Dataset rows
+ + +

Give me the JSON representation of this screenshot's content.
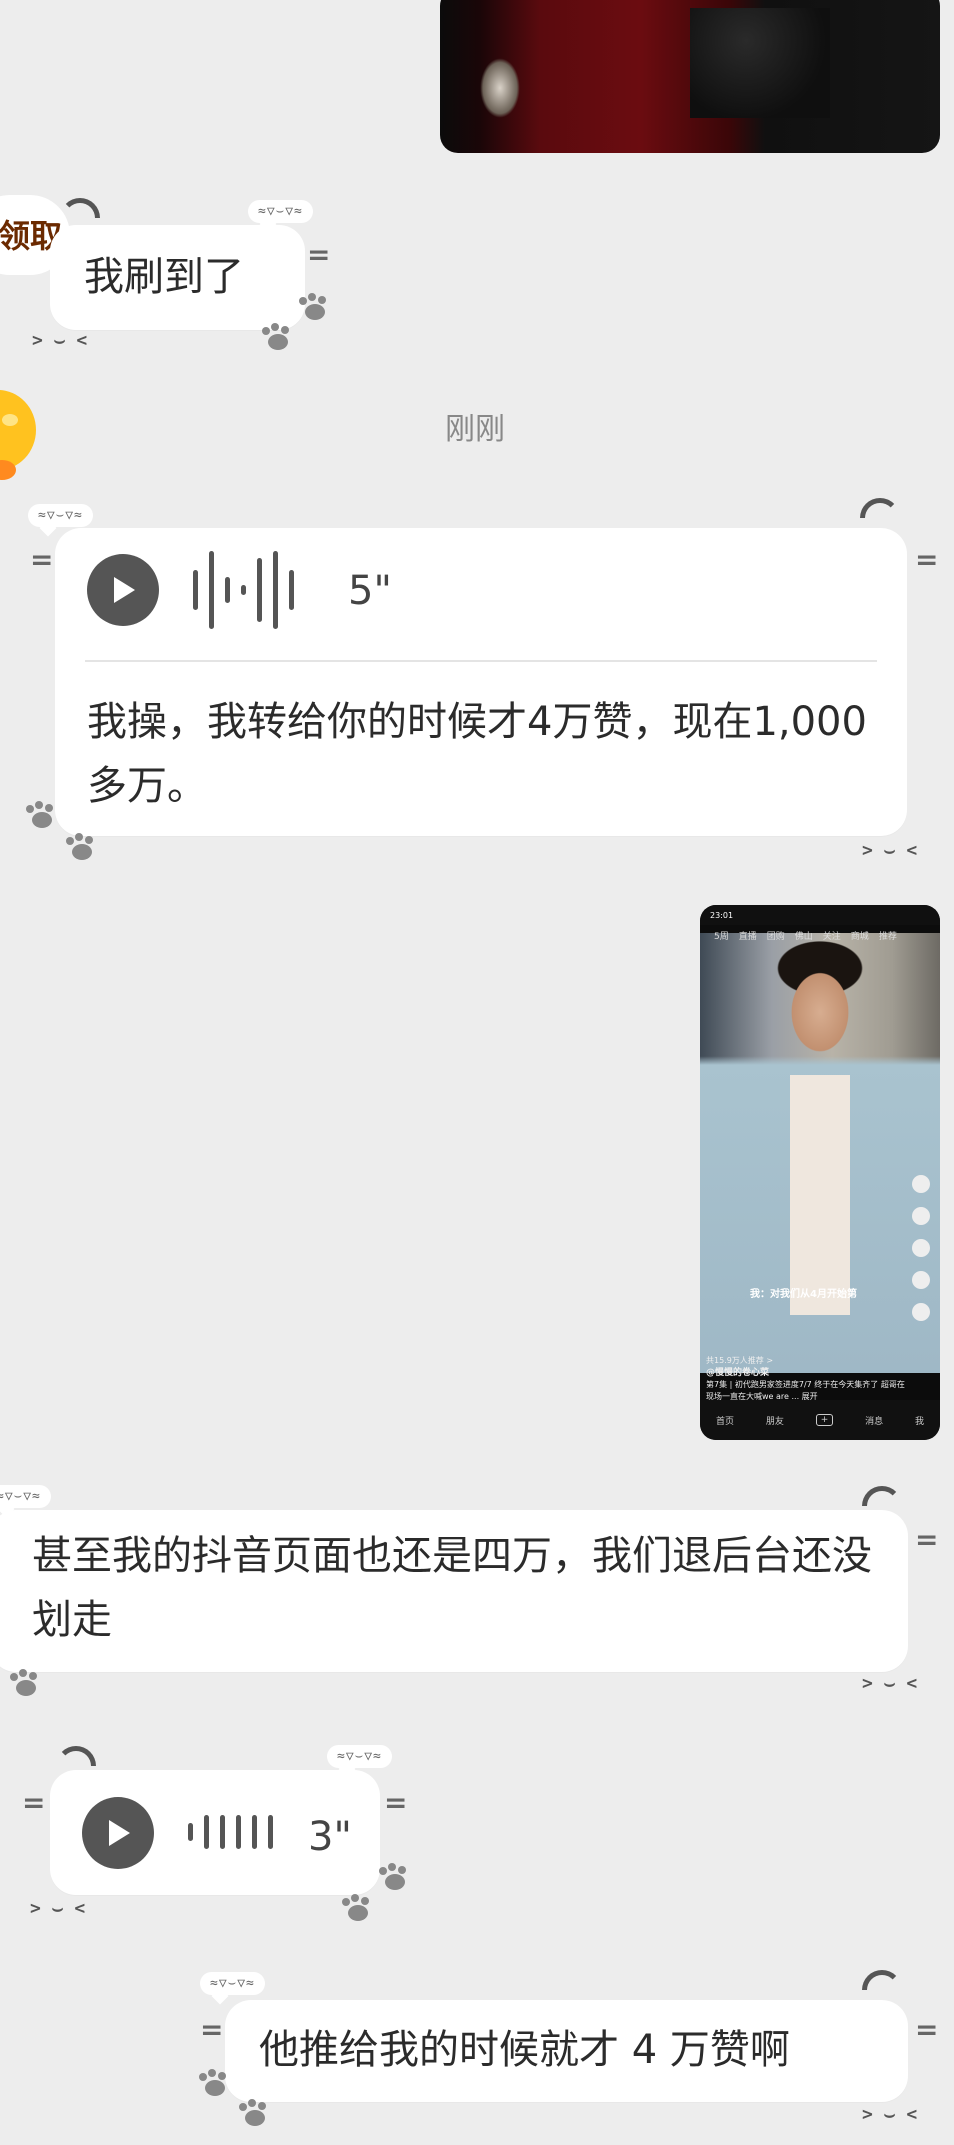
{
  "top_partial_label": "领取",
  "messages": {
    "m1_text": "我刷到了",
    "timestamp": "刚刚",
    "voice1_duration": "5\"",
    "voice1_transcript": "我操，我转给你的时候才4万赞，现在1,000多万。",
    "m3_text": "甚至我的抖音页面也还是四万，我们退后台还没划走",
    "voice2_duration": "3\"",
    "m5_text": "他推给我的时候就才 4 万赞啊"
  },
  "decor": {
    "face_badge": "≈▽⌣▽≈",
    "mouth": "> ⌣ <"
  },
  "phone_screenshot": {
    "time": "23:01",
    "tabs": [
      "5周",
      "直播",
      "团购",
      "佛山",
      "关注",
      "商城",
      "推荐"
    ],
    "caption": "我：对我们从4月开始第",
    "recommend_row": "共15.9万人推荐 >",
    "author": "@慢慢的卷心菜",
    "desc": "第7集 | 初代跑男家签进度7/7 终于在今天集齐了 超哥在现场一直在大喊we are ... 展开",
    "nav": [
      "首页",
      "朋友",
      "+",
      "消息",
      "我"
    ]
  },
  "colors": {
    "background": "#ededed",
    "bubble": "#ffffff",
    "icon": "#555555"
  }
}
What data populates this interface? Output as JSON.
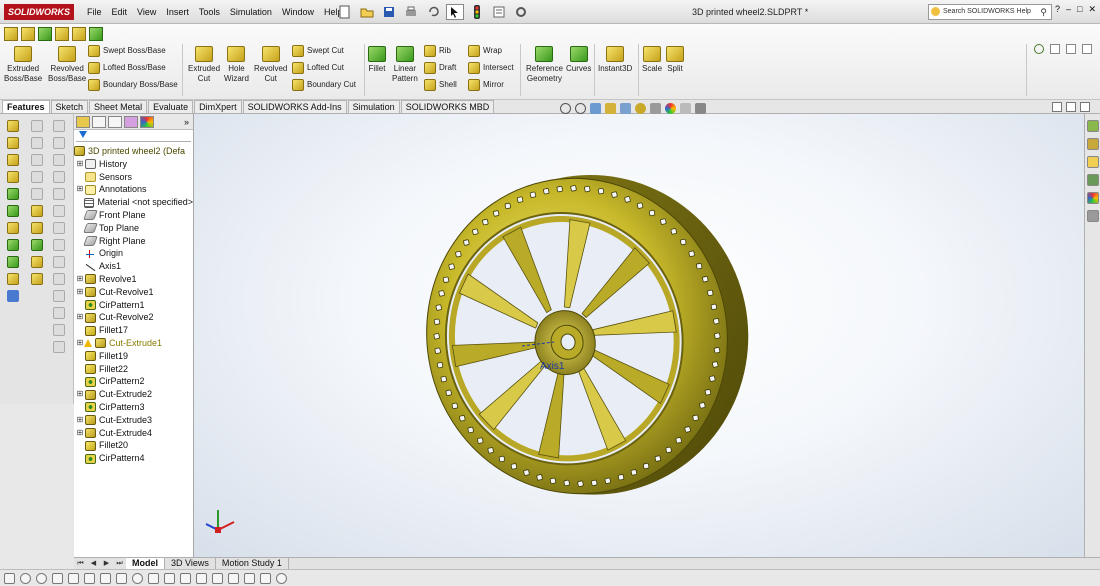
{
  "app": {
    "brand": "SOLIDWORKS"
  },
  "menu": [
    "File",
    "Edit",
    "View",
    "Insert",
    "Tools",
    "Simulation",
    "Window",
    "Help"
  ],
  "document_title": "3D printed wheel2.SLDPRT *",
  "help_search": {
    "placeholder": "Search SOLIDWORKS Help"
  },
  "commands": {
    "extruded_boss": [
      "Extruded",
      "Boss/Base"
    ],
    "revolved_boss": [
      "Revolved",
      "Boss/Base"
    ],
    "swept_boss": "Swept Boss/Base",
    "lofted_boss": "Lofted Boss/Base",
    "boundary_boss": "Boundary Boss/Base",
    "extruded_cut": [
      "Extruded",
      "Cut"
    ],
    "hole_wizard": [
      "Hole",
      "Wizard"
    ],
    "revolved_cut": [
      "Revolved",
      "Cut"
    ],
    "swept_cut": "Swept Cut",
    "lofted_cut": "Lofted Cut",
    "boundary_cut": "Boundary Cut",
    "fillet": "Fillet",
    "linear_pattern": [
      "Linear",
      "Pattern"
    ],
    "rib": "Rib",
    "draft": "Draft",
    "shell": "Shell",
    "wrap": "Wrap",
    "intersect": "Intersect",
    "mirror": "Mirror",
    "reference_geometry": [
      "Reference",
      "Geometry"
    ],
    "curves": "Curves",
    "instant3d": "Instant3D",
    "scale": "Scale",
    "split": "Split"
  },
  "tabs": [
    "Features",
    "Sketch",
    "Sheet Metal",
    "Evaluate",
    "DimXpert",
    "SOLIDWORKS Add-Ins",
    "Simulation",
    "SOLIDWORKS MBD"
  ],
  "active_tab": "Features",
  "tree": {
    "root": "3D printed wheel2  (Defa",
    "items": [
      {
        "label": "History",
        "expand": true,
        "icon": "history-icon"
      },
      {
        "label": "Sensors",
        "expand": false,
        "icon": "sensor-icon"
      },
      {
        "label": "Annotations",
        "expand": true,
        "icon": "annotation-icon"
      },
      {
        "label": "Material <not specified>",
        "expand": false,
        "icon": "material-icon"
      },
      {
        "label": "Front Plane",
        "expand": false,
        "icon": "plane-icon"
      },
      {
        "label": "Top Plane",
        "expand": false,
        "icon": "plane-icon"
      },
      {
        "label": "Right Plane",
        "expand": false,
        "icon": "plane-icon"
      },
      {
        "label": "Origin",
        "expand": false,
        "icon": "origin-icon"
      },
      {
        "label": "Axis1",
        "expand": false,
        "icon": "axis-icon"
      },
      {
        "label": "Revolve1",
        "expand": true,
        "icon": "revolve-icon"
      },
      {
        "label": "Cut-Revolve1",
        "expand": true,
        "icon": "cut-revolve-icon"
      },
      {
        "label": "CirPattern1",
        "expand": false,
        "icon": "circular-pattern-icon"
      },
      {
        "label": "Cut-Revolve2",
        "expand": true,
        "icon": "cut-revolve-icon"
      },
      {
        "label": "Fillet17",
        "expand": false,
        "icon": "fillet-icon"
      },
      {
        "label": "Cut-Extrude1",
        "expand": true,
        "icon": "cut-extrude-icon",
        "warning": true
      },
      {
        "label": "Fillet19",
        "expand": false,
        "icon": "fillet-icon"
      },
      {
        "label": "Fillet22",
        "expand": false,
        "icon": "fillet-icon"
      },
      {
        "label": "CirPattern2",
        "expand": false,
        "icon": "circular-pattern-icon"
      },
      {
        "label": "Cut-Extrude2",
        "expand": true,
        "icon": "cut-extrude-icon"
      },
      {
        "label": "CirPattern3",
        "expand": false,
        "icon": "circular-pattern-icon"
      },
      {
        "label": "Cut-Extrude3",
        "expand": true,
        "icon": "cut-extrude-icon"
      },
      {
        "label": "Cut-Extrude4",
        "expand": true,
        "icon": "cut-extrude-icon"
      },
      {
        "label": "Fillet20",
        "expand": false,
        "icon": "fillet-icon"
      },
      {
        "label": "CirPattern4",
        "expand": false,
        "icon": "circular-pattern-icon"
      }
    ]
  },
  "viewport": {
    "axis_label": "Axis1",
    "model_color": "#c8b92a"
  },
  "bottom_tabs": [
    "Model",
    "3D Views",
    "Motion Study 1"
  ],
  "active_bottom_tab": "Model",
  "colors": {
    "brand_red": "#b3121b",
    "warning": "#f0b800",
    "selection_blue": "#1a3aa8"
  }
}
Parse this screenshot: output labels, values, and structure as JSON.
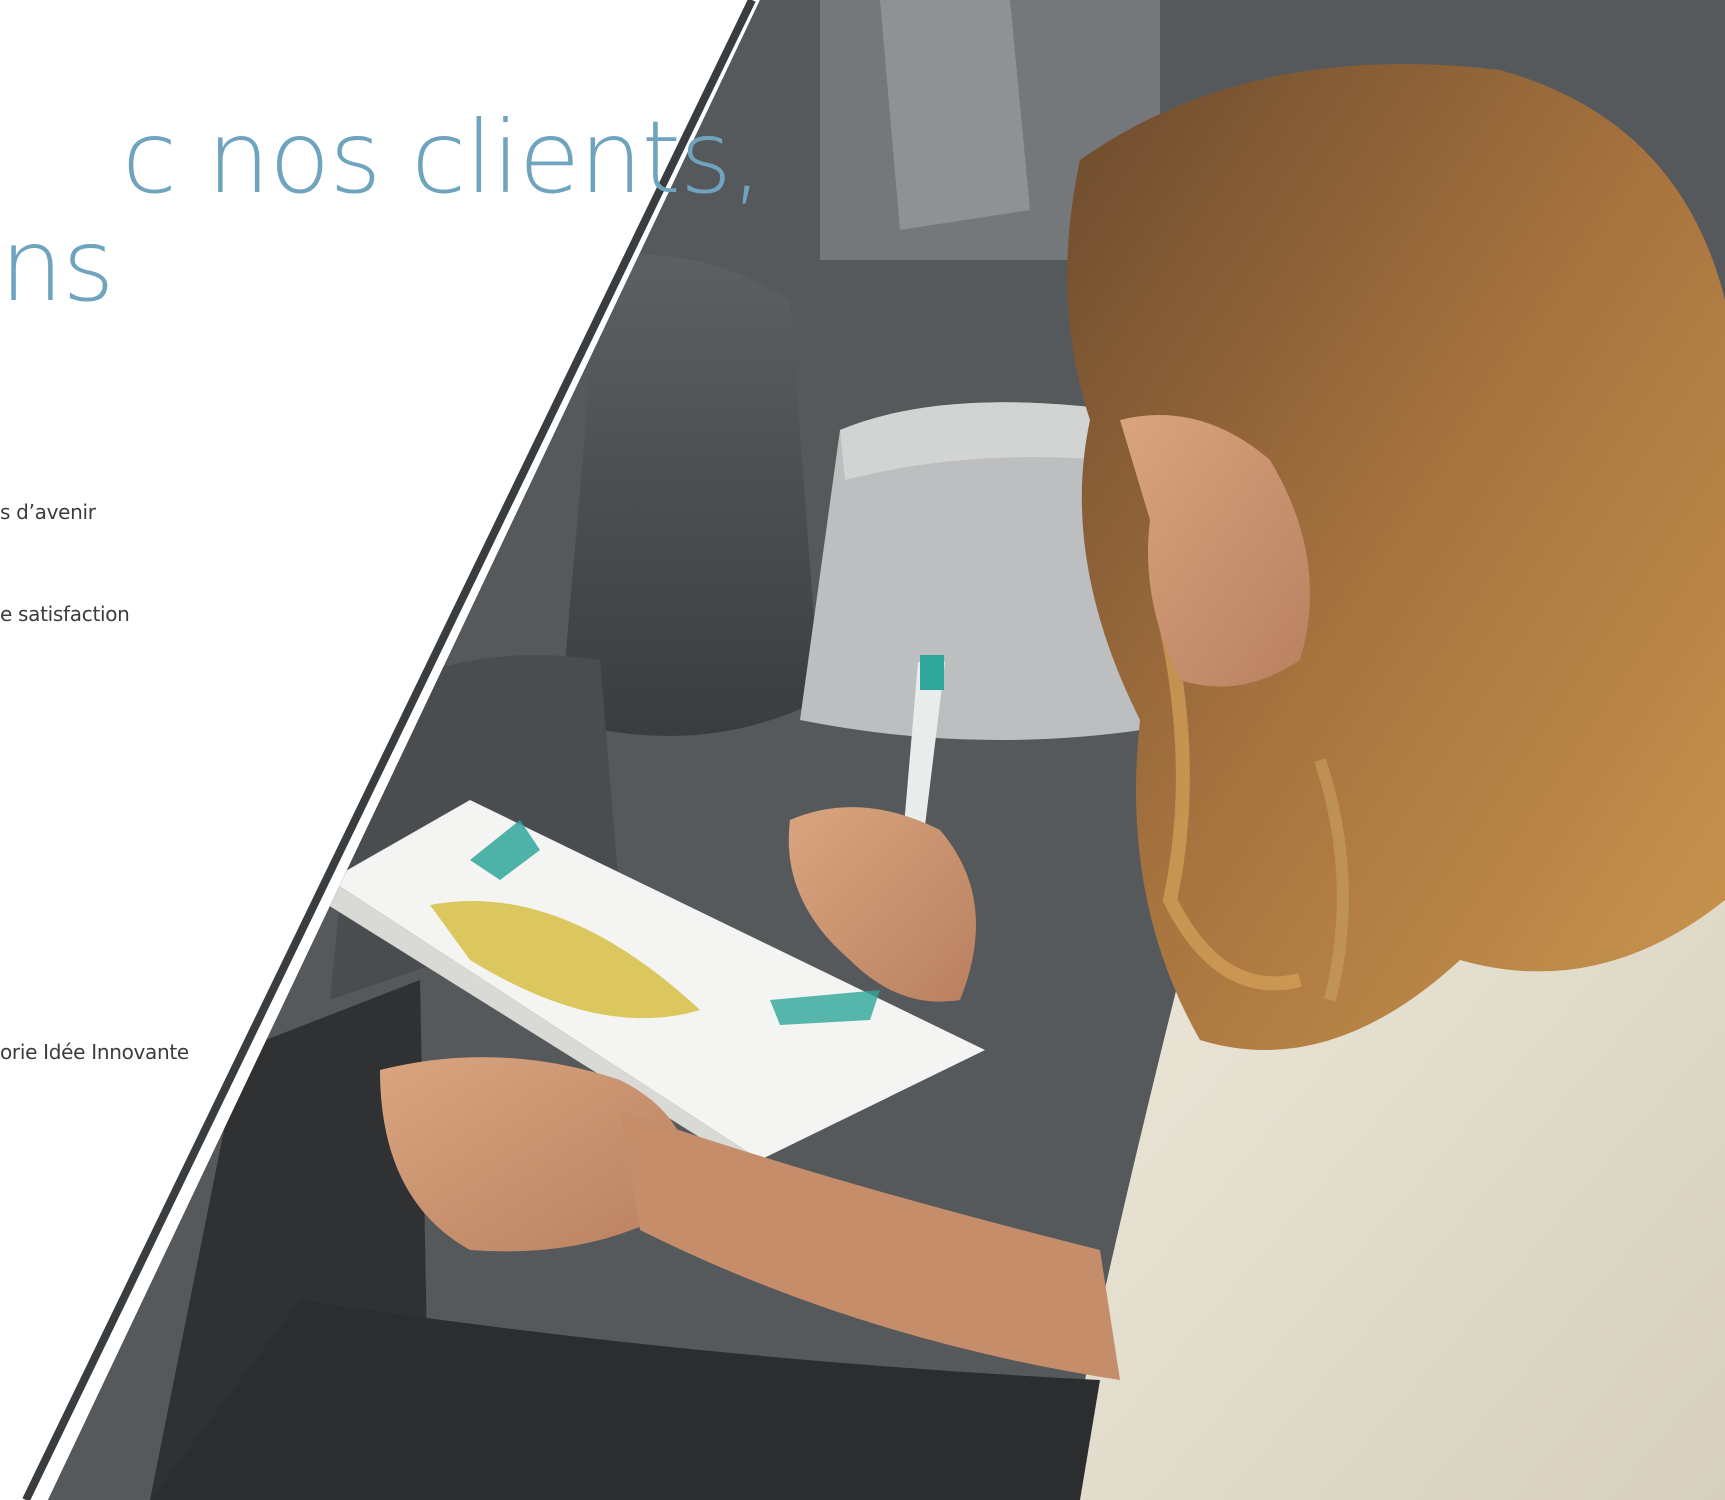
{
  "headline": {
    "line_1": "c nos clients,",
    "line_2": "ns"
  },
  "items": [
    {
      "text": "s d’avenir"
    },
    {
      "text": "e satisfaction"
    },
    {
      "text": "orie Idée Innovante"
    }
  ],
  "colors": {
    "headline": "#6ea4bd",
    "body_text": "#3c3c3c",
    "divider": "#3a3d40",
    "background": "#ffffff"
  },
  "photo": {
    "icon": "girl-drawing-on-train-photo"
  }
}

+ + +

GIVEN INSTRUCTION: Write out an exact copy of the lines beginning at the line that contains "Parse this screenshot: output" and ending at the last line of the listing. Exclude pictures.

SOLUTION:
Parse this screenshot: output labels, values, and structure as JSON.
{
  "headline": {
    "line_1": "c nos clients,",
    "line_2": "ns"
  },
  "items": [
    {
      "text": "s d’avenir"
    },
    {
      "text": "e satisfaction"
    },
    {
      "text": "orie Idée Innovante"
    }
  ],
  "colors": {
    "headline": "#6ea4bd",
    "body_text": "#3c3c3c",
    "divider": "#3a3d40",
    "background": "#ffffff"
  },
  "photo": {
    "icon": "girl-drawing-on-train-photo"
  }
}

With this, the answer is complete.